*YOUR INSTRUCTIONS*
From the listing below, pull each line that includes "AUTOMÁTICA".

*EXTRACTED MATERIAL*

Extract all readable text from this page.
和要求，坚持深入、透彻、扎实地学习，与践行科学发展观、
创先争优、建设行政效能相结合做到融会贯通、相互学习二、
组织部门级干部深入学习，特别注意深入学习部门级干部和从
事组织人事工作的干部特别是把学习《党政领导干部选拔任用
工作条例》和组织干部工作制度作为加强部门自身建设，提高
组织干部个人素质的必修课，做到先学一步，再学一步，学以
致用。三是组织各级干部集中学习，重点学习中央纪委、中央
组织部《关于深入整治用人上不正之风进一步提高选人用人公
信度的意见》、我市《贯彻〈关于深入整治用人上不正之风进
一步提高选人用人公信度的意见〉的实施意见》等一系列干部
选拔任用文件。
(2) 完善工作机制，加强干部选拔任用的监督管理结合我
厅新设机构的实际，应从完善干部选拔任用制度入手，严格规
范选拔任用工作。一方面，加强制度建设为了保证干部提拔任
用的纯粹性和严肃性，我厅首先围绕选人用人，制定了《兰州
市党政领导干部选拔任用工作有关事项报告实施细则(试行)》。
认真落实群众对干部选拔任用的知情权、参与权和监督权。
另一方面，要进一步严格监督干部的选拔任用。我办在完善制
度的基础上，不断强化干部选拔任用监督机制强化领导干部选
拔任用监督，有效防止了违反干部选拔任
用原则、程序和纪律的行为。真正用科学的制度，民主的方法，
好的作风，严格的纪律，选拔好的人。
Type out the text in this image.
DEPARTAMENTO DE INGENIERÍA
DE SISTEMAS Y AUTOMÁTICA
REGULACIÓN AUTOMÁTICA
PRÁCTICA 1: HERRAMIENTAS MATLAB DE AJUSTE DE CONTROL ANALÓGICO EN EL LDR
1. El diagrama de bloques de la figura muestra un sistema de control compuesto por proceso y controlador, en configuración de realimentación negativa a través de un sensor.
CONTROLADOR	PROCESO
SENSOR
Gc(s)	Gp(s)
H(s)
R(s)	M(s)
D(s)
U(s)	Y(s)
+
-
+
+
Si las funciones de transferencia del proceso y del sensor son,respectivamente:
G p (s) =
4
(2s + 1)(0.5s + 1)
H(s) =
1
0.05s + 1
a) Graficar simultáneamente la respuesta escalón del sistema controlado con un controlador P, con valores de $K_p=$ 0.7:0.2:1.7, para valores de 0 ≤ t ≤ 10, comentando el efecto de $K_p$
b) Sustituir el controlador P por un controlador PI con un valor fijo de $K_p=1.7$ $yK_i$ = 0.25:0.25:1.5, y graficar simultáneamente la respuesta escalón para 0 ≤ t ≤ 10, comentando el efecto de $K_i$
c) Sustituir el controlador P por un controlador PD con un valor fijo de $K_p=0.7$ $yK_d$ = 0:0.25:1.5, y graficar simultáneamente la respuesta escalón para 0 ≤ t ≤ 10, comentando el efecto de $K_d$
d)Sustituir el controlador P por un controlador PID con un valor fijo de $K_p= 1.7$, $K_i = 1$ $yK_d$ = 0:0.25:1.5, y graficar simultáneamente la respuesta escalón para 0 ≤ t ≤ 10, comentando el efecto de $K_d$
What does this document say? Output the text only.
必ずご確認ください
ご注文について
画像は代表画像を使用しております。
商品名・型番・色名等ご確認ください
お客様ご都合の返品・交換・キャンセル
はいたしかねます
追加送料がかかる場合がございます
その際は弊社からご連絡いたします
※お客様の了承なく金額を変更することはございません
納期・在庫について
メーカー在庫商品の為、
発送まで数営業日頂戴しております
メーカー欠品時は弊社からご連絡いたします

*SOLUTION TO THIS EXERCISE*
DE SISTEMAS Y AUTOMÁTICA
REGULACIÓN AUTOMÁTICA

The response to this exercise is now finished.